— Start —
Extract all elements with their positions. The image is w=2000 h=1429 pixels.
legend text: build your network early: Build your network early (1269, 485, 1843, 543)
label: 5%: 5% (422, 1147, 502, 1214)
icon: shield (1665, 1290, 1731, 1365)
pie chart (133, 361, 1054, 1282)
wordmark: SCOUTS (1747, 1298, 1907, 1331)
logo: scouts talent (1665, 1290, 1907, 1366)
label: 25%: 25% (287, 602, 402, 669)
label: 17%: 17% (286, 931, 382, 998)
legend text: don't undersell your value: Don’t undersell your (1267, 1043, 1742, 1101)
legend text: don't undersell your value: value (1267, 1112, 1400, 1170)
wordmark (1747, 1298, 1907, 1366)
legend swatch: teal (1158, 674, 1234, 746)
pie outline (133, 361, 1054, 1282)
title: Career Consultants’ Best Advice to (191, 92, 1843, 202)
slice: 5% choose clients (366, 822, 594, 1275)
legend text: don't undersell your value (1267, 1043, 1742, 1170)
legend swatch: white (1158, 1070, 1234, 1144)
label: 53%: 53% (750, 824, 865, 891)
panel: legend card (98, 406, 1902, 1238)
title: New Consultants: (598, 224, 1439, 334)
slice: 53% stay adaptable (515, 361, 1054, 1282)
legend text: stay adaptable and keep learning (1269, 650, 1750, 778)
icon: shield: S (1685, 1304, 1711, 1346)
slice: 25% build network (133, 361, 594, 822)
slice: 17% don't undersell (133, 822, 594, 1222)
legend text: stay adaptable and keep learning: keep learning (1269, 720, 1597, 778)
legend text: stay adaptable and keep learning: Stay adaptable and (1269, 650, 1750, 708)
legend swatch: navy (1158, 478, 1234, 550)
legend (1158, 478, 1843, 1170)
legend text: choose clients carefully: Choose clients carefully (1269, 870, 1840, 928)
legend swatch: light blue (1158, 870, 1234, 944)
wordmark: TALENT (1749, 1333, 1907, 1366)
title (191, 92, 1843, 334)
— End —
— Start —
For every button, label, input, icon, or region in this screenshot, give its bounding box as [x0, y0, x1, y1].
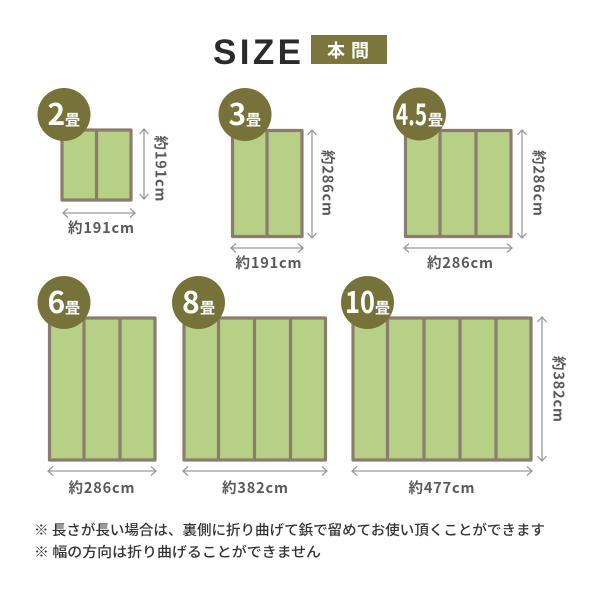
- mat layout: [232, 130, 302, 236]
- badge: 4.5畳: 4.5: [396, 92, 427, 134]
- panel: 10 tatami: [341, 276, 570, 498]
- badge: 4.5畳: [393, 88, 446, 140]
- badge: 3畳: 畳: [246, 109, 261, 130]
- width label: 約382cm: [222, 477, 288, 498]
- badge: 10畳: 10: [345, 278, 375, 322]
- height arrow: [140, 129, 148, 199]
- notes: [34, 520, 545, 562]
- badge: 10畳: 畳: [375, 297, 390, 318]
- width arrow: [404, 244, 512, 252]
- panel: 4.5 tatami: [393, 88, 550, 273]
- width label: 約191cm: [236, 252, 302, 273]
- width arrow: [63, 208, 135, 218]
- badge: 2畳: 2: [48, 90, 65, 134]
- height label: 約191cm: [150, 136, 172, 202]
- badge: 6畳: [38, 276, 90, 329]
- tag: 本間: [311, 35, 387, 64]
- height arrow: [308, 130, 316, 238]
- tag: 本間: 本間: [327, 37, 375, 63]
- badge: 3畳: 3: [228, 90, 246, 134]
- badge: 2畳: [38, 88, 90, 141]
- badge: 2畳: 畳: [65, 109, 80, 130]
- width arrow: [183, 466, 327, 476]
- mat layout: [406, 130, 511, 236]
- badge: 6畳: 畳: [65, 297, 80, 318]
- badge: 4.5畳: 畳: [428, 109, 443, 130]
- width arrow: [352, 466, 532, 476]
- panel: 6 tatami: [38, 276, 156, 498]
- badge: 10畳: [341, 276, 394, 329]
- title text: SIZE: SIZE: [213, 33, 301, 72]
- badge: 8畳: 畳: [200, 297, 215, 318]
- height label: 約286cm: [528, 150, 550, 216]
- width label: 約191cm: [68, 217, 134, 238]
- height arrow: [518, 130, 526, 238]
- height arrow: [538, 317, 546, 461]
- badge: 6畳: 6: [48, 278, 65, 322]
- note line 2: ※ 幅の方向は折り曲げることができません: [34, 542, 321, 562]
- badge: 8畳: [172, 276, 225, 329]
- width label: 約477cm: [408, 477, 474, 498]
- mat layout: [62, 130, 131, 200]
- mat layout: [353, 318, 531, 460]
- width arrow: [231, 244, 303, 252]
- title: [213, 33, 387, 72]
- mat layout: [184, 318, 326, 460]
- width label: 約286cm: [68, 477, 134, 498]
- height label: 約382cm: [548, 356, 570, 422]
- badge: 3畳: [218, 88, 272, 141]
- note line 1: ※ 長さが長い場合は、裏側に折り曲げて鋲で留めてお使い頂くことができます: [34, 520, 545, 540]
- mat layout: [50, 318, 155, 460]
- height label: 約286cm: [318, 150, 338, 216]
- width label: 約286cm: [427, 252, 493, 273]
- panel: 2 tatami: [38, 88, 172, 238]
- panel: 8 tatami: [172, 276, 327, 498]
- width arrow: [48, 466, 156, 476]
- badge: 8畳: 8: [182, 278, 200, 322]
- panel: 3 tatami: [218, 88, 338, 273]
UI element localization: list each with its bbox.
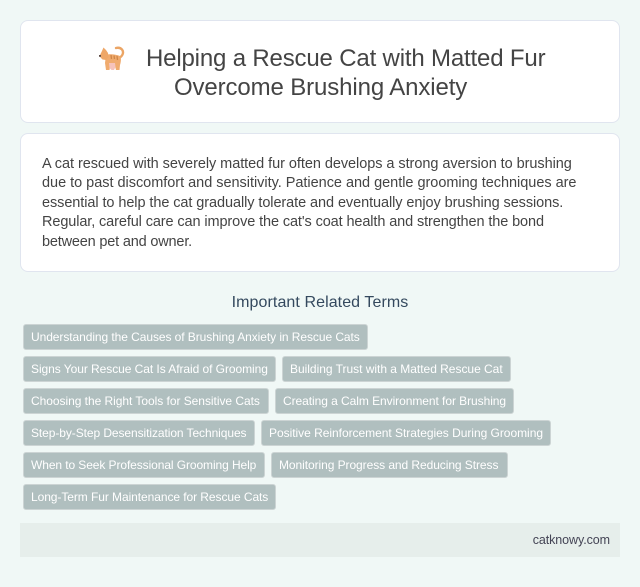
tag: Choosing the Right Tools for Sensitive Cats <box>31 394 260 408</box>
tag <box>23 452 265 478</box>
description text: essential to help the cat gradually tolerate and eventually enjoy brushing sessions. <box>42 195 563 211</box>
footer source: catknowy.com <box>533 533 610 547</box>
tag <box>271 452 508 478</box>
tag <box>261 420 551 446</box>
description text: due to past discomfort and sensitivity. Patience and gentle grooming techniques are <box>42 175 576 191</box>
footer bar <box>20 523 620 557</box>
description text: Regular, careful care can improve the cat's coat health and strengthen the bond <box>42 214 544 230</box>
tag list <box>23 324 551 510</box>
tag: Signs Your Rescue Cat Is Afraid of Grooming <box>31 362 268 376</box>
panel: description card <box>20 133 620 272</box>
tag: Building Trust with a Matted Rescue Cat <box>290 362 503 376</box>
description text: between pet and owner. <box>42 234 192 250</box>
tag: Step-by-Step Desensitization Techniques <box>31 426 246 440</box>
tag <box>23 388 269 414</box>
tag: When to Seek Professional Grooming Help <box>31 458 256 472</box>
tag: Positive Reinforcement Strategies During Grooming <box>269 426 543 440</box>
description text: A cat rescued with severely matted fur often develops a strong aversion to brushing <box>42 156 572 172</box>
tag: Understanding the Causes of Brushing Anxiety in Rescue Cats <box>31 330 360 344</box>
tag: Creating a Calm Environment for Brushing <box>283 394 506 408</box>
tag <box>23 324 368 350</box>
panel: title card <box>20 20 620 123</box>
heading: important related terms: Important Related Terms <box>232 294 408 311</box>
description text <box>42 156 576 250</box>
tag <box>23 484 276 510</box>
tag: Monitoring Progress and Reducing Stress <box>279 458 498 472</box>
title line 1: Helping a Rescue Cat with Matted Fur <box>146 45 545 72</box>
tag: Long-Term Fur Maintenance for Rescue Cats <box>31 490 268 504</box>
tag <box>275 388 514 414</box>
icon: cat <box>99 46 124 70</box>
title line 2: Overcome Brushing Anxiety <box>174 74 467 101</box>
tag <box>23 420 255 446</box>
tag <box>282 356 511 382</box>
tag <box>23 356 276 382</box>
— End —
*Exercise prompt*.
Echo the entries starting at the line that contains "Extract all elements" and ending at the line that contains "icon: shield (1665, 1290, 1731, 1365)", both included, copied exactly.

*Expected answer*.
Extract all elements with their positions. The image is w=2000 h=1429 pixels.
legend text: build your network early: Build your network early (1269, 485, 1843, 543)
label: 5%: 5% (422, 1147, 502, 1214)
icon: shield (1665, 1290, 1731, 1365)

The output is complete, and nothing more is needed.